* _RECORDS PROVIDED_

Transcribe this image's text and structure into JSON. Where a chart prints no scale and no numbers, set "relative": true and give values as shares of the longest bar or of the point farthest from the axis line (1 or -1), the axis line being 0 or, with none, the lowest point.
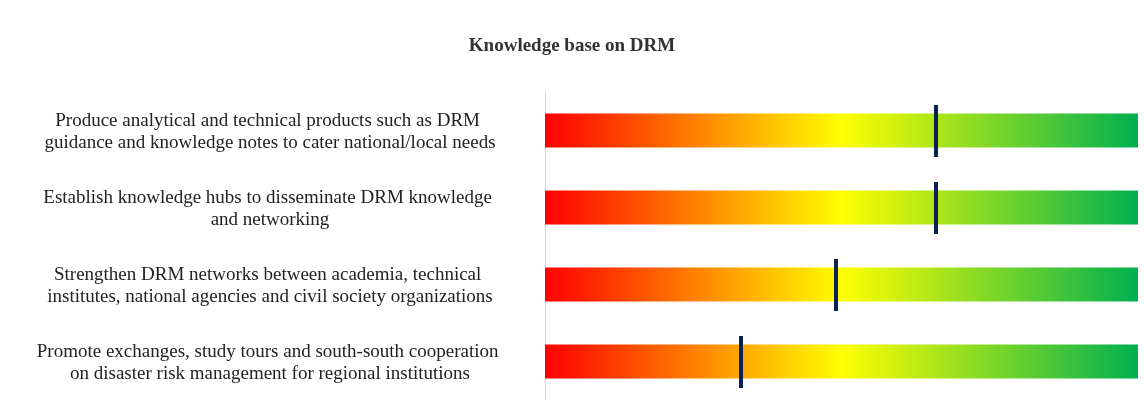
{
  "chart_data": {
    "type": "bar",
    "orientation": "horizontal",
    "relative": true,
    "stacked": true,
    "title": "Knowledge base on DRM",
    "categories": [
      "Produce analytical and technical products such as DRM guidance and knowledge notes to cater national/local needs",
      "Establish knowledge hubs to disseminate DRM knowledge and networking",
      "Strengthen DRM networks between academia, technical institutes, national agencies and civil society organizations",
      "Promote exchanges, study tours and south-south cooperation on disaster risk management for regional institutions"
    ],
    "series": [
      {
        "values": [
          0.66,
          0.66,
          0.49,
          0.33
        ]
      },
      {
        "values": [
          0.34,
          0.34,
          0.51,
          0.67
        ]
      }
    ]
  }
}
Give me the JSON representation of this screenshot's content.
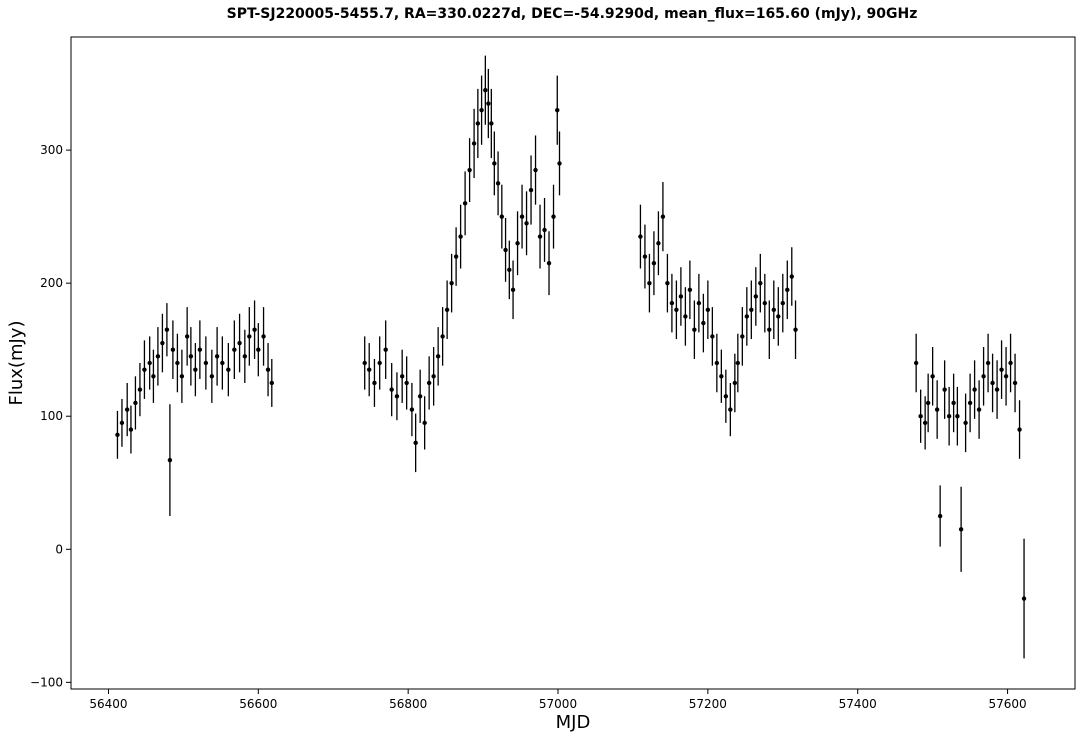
{
  "chart_data": {
    "type": "scatter",
    "title": "SPT-SJ220005-5455.7, RA=330.0227d, DEC=-54.9290d, mean_flux=165.60 (mJy), 90GHz",
    "xlabel": "MJD",
    "ylabel": "Flux(mJy)",
    "xlim": [
      56350,
      57690
    ],
    "ylim": [
      -105,
      385
    ],
    "xticks": [
      56400,
      56600,
      56800,
      57000,
      57200,
      57400,
      57600
    ],
    "yticks": [
      -100,
      0,
      100,
      200,
      300
    ],
    "grid": false,
    "legend": "none",
    "marker_color": "#000000",
    "errorbars": true,
    "series": [
      {
        "x": [
          56412,
          56418,
          56425,
          56430,
          56436,
          56442,
          56448,
          56455,
          56460,
          56466,
          56472,
          56478,
          56482,
          56486,
          56492,
          56498,
          56505,
          56510,
          56516,
          56522,
          56530,
          56538,
          56545,
          56552,
          56560,
          56568,
          56575,
          56582,
          56588,
          56595,
          56600,
          56607,
          56613,
          56618,
          56742,
          56748,
          56755,
          56762,
          56770,
          56778,
          56785,
          56792,
          56798,
          56805,
          56810,
          56816,
          56822,
          56828,
          56834,
          56840,
          56846,
          56852,
          56858,
          56864,
          56870,
          56876,
          56882,
          56888,
          56893,
          56898,
          56903,
          56907,
          56911,
          56915,
          56920,
          56925,
          56930,
          56935,
          56940,
          56946,
          56952,
          56958,
          56964,
          56970,
          56976,
          56982,
          56988,
          56994,
          56999,
          57002,
          57110,
          57116,
          57122,
          57128,
          57134,
          57140,
          57146,
          57152,
          57158,
          57164,
          57170,
          57176,
          57182,
          57188,
          57194,
          57200,
          57206,
          57212,
          57218,
          57224,
          57230,
          57236,
          57240,
          57246,
          57252,
          57258,
          57264,
          57270,
          57276,
          57282,
          57288,
          57294,
          57300,
          57306,
          57312,
          57317,
          57478,
          57484,
          57490,
          57494,
          57500,
          57506,
          57510,
          57516,
          57522,
          57528,
          57533,
          57538,
          57544,
          57550,
          57556,
          57562,
          57568,
          57574,
          57580,
          57586,
          57592,
          57598,
          57604,
          57610,
          57616,
          57622
        ],
        "y": [
          86,
          95,
          105,
          90,
          110,
          120,
          135,
          140,
          130,
          145,
          155,
          165,
          67,
          150,
          140,
          130,
          160,
          145,
          135,
          150,
          140,
          130,
          145,
          140,
          135,
          150,
          155,
          145,
          160,
          165,
          150,
          160,
          135,
          125,
          140,
          135,
          125,
          140,
          150,
          120,
          115,
          130,
          125,
          105,
          80,
          115,
          95,
          125,
          130,
          145,
          160,
          180,
          200,
          220,
          235,
          260,
          285,
          305,
          320,
          330,
          345,
          335,
          320,
          290,
          275,
          250,
          225,
          210,
          195,
          230,
          250,
          245,
          270,
          285,
          235,
          240,
          215,
          250,
          330,
          290,
          235,
          220,
          200,
          215,
          230,
          250,
          200,
          185,
          180,
          190,
          175,
          195,
          165,
          185,
          170,
          180,
          160,
          140,
          130,
          115,
          105,
          125,
          140,
          160,
          175,
          180,
          190,
          200,
          185,
          165,
          180,
          175,
          185,
          195,
          205,
          165,
          140,
          100,
          95,
          110,
          130,
          105,
          25,
          120,
          100,
          110,
          100,
          15,
          95,
          110,
          120,
          105,
          130,
          140,
          125,
          120,
          135,
          130,
          140,
          125,
          90,
          -37
        ],
        "yerr": [
          18,
          18,
          20,
          18,
          20,
          20,
          22,
          20,
          20,
          22,
          22,
          20,
          42,
          22,
          22,
          20,
          22,
          22,
          20,
          22,
          20,
          20,
          22,
          20,
          20,
          22,
          22,
          20,
          22,
          22,
          20,
          22,
          20,
          18,
          20,
          20,
          18,
          20,
          22,
          20,
          18,
          20,
          20,
          20,
          22,
          20,
          20,
          20,
          22,
          22,
          22,
          22,
          22,
          22,
          24,
          24,
          24,
          26,
          26,
          26,
          26,
          26,
          26,
          24,
          24,
          24,
          24,
          22,
          22,
          24,
          24,
          24,
          26,
          26,
          24,
          24,
          24,
          24,
          26,
          24,
          24,
          24,
          22,
          24,
          24,
          26,
          22,
          22,
          22,
          22,
          22,
          22,
          22,
          22,
          22,
          22,
          22,
          22,
          20,
          20,
          20,
          22,
          22,
          22,
          22,
          22,
          22,
          22,
          22,
          22,
          22,
          22,
          22,
          22,
          22,
          22,
          22,
          20,
          20,
          22,
          22,
          22,
          23,
          22,
          22,
          22,
          22,
          32,
          22,
          22,
          22,
          22,
          22,
          22,
          22,
          22,
          22,
          22,
          22,
          22,
          22,
          45
        ]
      }
    ]
  }
}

* _REQUIRED TASK_
Quote every entry exactly, with the pictures omitted.

* _SOLUTION TO THE PROBLEM_
Transcribe this image's text and structure into JSON. Where a chart prints no scale and no numbers, set "relative": true and give values as shares of the longest bar or of the point farthest from the axis line (1 or -1), the axis line being 0 or, with none, the lowest point.
{
  "chart_data": {
    "type": "bar",
    "orientation": "horizontal",
    "relative": true,
    "stacked": true,
    "title": "Knowledge base on DRM",
    "categories": [
      "Produce analytical and technical products such as DRM guidance and knowledge notes to cater national/local needs",
      "Establish knowledge hubs to disseminate DRM knowledge and networking",
      "Strengthen DRM networks between academia, technical institutes, national agencies and civil society organizations",
      "Promote exchanges, study tours and south-south cooperation on disaster risk management for regional institutions"
    ],
    "series": [
      {
        "values": [
          0.66,
          0.66,
          0.49,
          0.33
        ]
      },
      {
        "values": [
          0.34,
          0.34,
          0.51,
          0.67
        ]
      }
    ]
  }
}
Give me the JSON representation of this screenshot's content.
{
  "chart_data": {
    "type": "scatter",
    "title": "SPT-SJ220005-5455.7, RA=330.0227d, DEC=-54.9290d, mean_flux=165.60 (mJy), 90GHz",
    "xlabel": "MJD",
    "ylabel": "Flux(mJy)",
    "xlim": [
      56350,
      57690
    ],
    "ylim": [
      -105,
      385
    ],
    "xticks": [
      56400,
      56600,
      56800,
      57000,
      57200,
      57400,
      57600
    ],
    "yticks": [
      -100,
      0,
      100,
      200,
      300
    ],
    "grid": false,
    "legend": "none",
    "marker_color": "#000000",
    "errorbars": true,
    "series": [
      {
        "x": [
          56412,
          56418,
          56425,
          56430,
          56436,
          56442,
          56448,
          56455,
          56460,
          56466,
          56472,
          56478,
          56482,
          56486,
          56492,
          56498,
          56505,
          56510,
          56516,
          56522,
          56530,
          56538,
          56545,
          56552,
          56560,
          56568,
          56575,
          56582,
          56588,
          56595,
          56600,
          56607,
          56613,
          56618,
          56742,
          56748,
          56755,
          56762,
          56770,
          56778,
          56785,
          56792,
          56798,
          56805,
          56810,
          56816,
          56822,
          56828,
          56834,
          56840,
          56846,
          56852,
          56858,
          56864,
          56870,
          56876,
          56882,
          56888,
          56893,
          56898,
          56903,
          56907,
          56911,
          56915,
          56920,
          56925,
          56930,
          56935,
          56940,
          56946,
          56952,
          56958,
          56964,
          56970,
          56976,
          56982,
          56988,
          56994,
          56999,
          57002,
          57110,
          57116,
          57122,
          57128,
          57134,
          57140,
          57146,
          57152,
          57158,
          57164,
          57170,
          57176,
          57182,
          57188,
          57194,
          57200,
          57206,
          57212,
          57218,
          57224,
          57230,
          57236,
          57240,
          57246,
          57252,
          57258,
          57264,
          57270,
          57276,
          57282,
          57288,
          57294,
          57300,
          57306,
          57312,
          57317,
          57478,
          57484,
          57490,
          57494,
          57500,
          57506,
          57510,
          57516,
          57522,
          57528,
          57533,
          57538,
          57544,
          57550,
          57556,
          57562,
          57568,
          57574,
          57580,
          57586,
          57592,
          57598,
          57604,
          57610,
          57616,
          57622
        ],
        "y": [
          86,
          95,
          105,
          90,
          110,
          120,
          135,
          140,
          130,
          145,
          155,
          165,
          67,
          150,
          140,
          130,
          160,
          145,
          135,
          150,
          140,
          130,
          145,
          140,
          135,
          150,
          155,
          145,
          160,
          165,
          150,
          160,
          135,
          125,
          140,
          135,
          125,
          140,
          150,
          120,
          115,
          130,
          125,
          105,
          80,
          115,
          95,
          125,
          130,
          145,
          160,
          180,
          200,
          220,
          235,
          260,
          285,
          305,
          320,
          330,
          345,
          335,
          320,
          290,
          275,
          250,
          225,
          210,
          195,
          230,
          250,
          245,
          270,
          285,
          235,
          240,
          215,
          250,
          330,
          290,
          235,
          220,
          200,
          215,
          230,
          250,
          200,
          185,
          180,
          190,
          175,
          195,
          165,
          185,
          170,
          180,
          160,
          140,
          130,
          115,
          105,
          125,
          140,
          160,
          175,
          180,
          190,
          200,
          185,
          165,
          180,
          175,
          185,
          195,
          205,
          165,
          140,
          100,
          95,
          110,
          130,
          105,
          25,
          120,
          100,
          110,
          100,
          15,
          95,
          110,
          120,
          105,
          130,
          140,
          125,
          120,
          135,
          130,
          140,
          125,
          90,
          -37
        ],
        "yerr": [
          18,
          18,
          20,
          18,
          20,
          20,
          22,
          20,
          20,
          22,
          22,
          20,
          42,
          22,
          22,
          20,
          22,
          22,
          20,
          22,
          20,
          20,
          22,
          20,
          20,
          22,
          22,
          20,
          22,
          22,
          20,
          22,
          20,
          18,
          20,
          20,
          18,
          20,
          22,
          20,
          18,
          20,
          20,
          20,
          22,
          20,
          20,
          20,
          22,
          22,
          22,
          22,
          22,
          22,
          24,
          24,
          24,
          26,
          26,
          26,
          26,
          26,
          26,
          24,
          24,
          24,
          24,
          22,
          22,
          24,
          24,
          24,
          26,
          26,
          24,
          24,
          24,
          24,
          26,
          24,
          24,
          24,
          22,
          24,
          24,
          26,
          22,
          22,
          22,
          22,
          22,
          22,
          22,
          22,
          22,
          22,
          22,
          22,
          20,
          20,
          20,
          22,
          22,
          22,
          22,
          22,
          22,
          22,
          22,
          22,
          22,
          22,
          22,
          22,
          22,
          22,
          22,
          20,
          20,
          22,
          22,
          22,
          23,
          22,
          22,
          22,
          22,
          32,
          22,
          22,
          22,
          22,
          22,
          22,
          22,
          22,
          22,
          22,
          22,
          22,
          22,
          45
        ]
      }
    ]
  }
}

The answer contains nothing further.